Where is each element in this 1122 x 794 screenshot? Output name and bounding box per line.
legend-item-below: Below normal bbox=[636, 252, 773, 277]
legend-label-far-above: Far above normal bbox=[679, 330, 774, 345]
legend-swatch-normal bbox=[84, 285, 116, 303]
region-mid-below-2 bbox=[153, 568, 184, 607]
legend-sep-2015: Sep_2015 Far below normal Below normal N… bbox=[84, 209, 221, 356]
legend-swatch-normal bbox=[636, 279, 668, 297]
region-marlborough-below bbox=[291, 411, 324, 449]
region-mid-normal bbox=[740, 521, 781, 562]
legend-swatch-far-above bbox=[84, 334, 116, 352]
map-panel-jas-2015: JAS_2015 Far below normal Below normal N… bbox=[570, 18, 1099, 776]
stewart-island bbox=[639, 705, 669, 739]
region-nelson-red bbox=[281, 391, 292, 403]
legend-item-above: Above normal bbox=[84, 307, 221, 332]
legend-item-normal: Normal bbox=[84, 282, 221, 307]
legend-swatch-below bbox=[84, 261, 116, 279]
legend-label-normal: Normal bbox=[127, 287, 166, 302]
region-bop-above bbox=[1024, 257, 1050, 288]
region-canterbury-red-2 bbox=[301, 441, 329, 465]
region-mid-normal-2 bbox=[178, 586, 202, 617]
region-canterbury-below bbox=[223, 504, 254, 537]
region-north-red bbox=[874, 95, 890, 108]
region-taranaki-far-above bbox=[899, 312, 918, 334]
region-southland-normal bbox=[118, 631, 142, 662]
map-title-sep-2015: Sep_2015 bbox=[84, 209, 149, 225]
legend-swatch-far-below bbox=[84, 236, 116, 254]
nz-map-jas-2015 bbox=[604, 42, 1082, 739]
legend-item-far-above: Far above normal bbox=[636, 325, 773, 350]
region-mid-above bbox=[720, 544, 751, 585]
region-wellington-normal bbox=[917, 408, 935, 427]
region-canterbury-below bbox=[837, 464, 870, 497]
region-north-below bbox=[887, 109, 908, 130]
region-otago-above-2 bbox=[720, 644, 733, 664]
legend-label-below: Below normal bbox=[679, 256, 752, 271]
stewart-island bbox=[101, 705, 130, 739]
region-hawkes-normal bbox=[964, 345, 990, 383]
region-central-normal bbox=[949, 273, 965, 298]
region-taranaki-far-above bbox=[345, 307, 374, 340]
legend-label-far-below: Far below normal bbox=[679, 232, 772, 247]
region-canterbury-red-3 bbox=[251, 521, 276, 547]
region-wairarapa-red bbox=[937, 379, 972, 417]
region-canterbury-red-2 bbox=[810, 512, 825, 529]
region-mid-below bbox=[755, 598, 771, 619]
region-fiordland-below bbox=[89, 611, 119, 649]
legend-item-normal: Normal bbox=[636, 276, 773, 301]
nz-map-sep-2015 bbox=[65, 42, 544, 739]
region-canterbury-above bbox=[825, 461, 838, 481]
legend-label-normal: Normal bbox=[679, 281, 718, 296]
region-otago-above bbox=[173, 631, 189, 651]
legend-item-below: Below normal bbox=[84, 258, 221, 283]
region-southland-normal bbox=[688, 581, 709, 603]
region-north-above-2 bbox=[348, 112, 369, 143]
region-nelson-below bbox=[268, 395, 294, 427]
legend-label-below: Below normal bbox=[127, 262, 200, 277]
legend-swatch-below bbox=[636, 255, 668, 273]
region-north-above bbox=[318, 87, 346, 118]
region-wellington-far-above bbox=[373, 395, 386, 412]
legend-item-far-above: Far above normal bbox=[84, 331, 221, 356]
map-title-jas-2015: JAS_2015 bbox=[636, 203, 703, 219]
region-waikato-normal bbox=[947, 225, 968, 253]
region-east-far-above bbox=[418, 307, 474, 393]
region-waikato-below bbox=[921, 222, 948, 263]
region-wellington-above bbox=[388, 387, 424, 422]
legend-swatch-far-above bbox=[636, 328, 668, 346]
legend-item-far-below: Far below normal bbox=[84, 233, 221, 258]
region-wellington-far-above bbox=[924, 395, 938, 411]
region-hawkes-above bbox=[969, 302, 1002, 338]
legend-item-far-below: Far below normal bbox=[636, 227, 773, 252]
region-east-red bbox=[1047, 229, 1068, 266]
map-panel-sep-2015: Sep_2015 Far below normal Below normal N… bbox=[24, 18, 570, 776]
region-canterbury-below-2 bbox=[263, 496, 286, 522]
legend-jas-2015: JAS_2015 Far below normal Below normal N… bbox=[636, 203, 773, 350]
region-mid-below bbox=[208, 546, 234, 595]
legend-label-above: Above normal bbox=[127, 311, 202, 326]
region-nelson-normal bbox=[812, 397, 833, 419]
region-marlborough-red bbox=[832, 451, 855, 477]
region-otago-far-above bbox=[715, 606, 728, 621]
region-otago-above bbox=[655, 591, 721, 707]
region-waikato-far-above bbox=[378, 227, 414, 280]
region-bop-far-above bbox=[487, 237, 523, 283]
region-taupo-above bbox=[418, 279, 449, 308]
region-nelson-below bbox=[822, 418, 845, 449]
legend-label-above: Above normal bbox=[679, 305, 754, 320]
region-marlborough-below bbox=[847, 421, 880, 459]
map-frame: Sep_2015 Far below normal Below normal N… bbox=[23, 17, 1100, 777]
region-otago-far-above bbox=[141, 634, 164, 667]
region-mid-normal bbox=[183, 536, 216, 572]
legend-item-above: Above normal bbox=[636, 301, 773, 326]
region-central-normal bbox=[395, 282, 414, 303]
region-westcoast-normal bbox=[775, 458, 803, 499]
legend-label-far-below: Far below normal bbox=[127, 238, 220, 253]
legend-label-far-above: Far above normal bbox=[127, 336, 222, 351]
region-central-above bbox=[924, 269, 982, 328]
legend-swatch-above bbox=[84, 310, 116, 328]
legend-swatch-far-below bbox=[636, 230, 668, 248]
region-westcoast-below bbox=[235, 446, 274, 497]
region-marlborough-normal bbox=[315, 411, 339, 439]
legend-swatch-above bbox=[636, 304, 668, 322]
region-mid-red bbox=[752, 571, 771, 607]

What is required: Write out the lines from the very first one through the line containing "region-bop-above bbox=[1024, 257, 1050, 288]", both included, character for character.

Answer to this task:
Where is each element in this 1122 x 794 screenshot? Output name and bounding box per line.
legend-item-below: Below normal bbox=[636, 252, 773, 277]
legend-label-far-above: Far above normal bbox=[679, 330, 774, 345]
legend-swatch-normal bbox=[84, 285, 116, 303]
region-mid-below-2 bbox=[153, 568, 184, 607]
legend-sep-2015: Sep_2015 Far below normal Below normal N… bbox=[84, 209, 221, 356]
legend-swatch-normal bbox=[636, 279, 668, 297]
region-marlborough-below bbox=[291, 411, 324, 449]
region-mid-normal bbox=[740, 521, 781, 562]
legend-swatch-far-above bbox=[84, 334, 116, 352]
map-panel-jas-2015: JAS_2015 Far below normal Below normal N… bbox=[570, 18, 1099, 776]
stewart-island bbox=[639, 705, 669, 739]
region-nelson-red bbox=[281, 391, 292, 403]
legend-item-above: Above normal bbox=[84, 307, 221, 332]
legend-item-normal: Normal bbox=[84, 282, 221, 307]
legend-swatch-below bbox=[84, 261, 116, 279]
legend-label-normal: Normal bbox=[127, 287, 166, 302]
region-bop-above bbox=[1024, 257, 1050, 288]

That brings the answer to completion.